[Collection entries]
>>>>

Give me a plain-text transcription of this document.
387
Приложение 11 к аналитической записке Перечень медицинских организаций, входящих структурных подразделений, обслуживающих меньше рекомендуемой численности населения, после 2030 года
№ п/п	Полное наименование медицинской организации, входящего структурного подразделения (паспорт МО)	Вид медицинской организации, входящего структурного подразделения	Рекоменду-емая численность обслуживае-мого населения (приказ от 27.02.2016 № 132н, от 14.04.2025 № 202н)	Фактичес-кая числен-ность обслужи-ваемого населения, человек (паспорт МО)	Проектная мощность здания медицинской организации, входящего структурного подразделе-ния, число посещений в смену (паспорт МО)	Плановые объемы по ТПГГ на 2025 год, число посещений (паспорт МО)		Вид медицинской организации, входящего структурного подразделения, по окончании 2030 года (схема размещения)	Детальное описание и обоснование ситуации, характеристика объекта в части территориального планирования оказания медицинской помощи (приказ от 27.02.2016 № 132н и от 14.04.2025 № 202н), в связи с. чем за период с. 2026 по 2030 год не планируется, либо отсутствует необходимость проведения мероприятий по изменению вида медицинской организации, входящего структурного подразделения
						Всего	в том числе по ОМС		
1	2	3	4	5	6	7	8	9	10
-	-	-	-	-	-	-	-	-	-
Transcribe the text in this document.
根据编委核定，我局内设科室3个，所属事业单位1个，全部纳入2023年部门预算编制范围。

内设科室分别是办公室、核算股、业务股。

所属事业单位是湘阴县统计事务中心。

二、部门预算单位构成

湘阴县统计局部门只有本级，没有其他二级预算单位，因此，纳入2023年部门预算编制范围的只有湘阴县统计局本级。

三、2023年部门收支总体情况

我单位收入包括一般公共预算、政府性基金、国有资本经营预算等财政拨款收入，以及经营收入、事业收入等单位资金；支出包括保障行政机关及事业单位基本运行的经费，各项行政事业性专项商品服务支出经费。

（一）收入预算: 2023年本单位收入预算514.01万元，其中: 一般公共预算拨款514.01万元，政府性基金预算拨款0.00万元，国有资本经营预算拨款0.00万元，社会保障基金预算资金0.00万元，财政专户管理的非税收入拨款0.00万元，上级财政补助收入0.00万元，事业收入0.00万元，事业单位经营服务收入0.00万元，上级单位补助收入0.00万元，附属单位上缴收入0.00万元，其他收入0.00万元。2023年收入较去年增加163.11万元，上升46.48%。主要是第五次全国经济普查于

<<<<

• **EXERCISE DIRECTIONS**
Copy out every line from the one containing "Transcribe the text in this document." to the end of the material, both ends included.

• **SOLUTION TO THIS TASK**
Transcribe the text in this document.
根据编委核定，我局内设科室3个，所属事业单位1个，全部纳入2023年部门预算编制范围。

内设科室分别是办公室、核算股、业务股。

所属事业单位是湘阴县统计事务中心。

二、部门预算单位构成

湘阴县统计局部门只有本级，没有其他二级预算单位，因此，纳入2023年部门预算编制范围的只有湘阴县统计局本级。

三、2023年部门收支总体情况

我单位收入包括一般公共预算、政府性基金、国有资本经营预算等财政拨款收入，以及经营收入、事业收入等单位资金；支出包括保障行政机关及事业单位基本运行的经费，各项行政事业性专项商品服务支出经费。

（一）收入预算: 2023年本单位收入预算514.01万元，其中: 一般公共预算拨款514.01万元，政府性基金预算拨款0.00万元，国有资本经营预算拨款0.00万元，社会保障基金预算资金0.00万元，财政专户管理的非税收入拨款0.00万元，上级财政补助收入0.00万元，事业收入0.00万元，事业单位经营服务收入0.00万元，上级单位补助收入0.00万元，附属单位上缴收入0.00万元，其他收入0.00万元。2023年收入较去年增加163.11万元，上升46.48%。主要是第五次全国经济普查于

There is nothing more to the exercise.